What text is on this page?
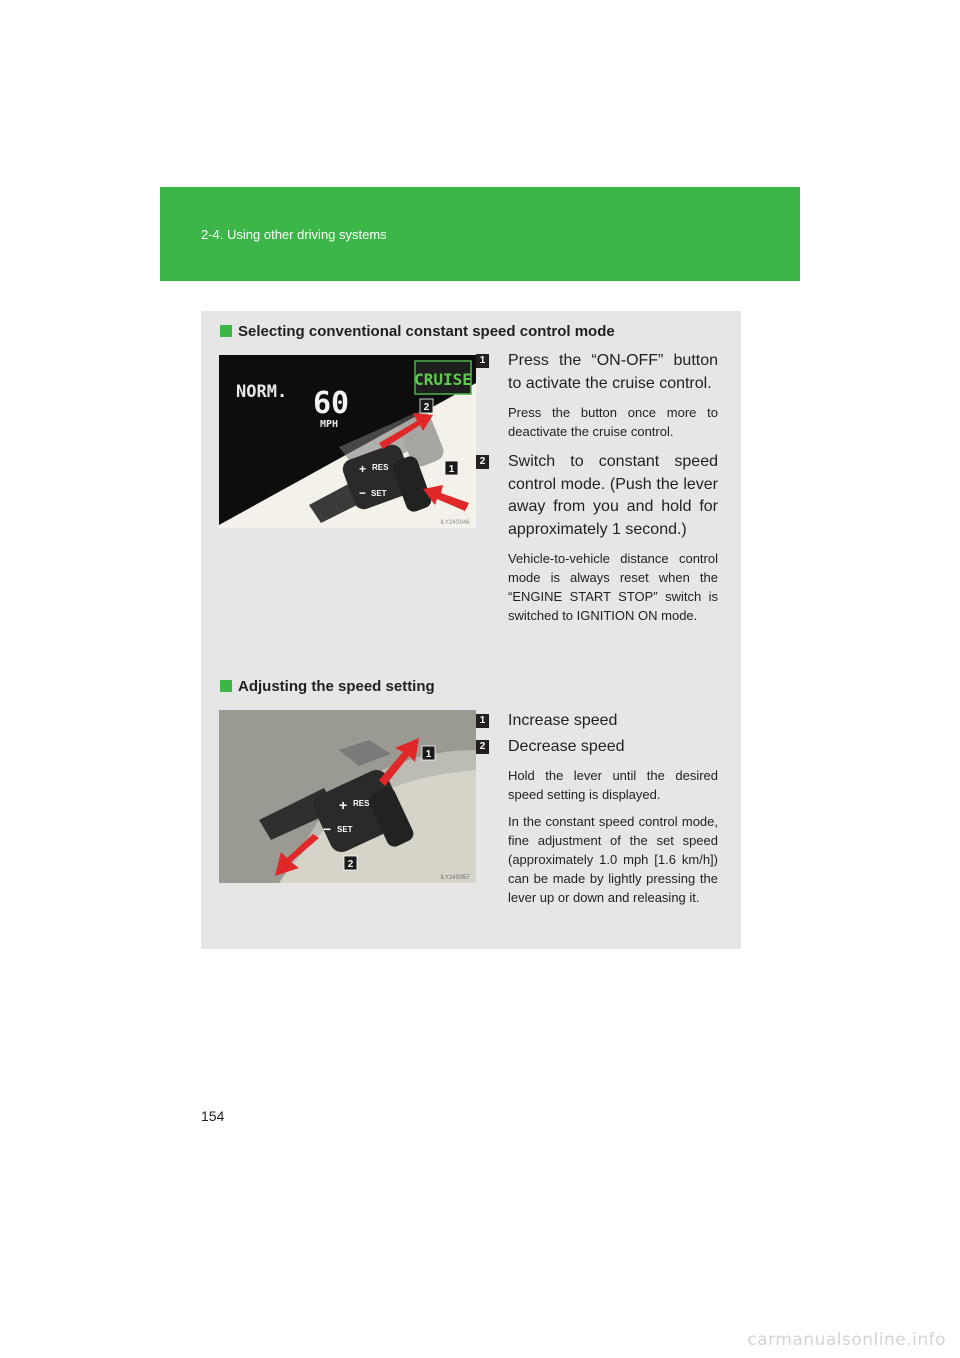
2-4. Using other driving systems
Selecting conventional constant speed control mode
CRUISE
NORM. 60
MPH
+ RES
− SET
2
1
ILY24S046
1 Press the “ON-OFF” button to activate the cruise control.
Press the button once more to deactivate the cruise control.
2 Switch to constant speed control mode. (Push the lever away from you and hold for approximately 1 second.)
Vehicle-to-vehicle distance control mode is always reset when the “ENGINE START STOP” switch is switched to IGNITION ON mode.
Adjusting the speed setting
+ RES
− SET
1
2
ILY24S057
1 Increase speed
2 Decrease speed
Hold the lever until the desired speed setting is displayed.
In the constant speed control mode, fine adjustment of the set speed (approximately 1.0 mph [1.6 km/h]) can be made by lightly pressing the lever up or down and releasing it.
154
carmanualsonline.info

_____

■ Problem details: Copy each line of the preceding data that contains the string "mode".

■ Output for this exercise:
Selecting conventional constant speed control mode
2 Switch to constant speed control mode. (Push the lever away from you and hold for approximately 1 second.)
Vehicle-to-vehicle distance control mode is always reset when the “ENGINE START STOP” switch is switched to IGNITION ON mode.
In the constant speed control mode, fine adjustment of the set speed (approximately 1.0 mph [1.6 km/h]) can be made by lightly pressing the lever up or down and releasing it.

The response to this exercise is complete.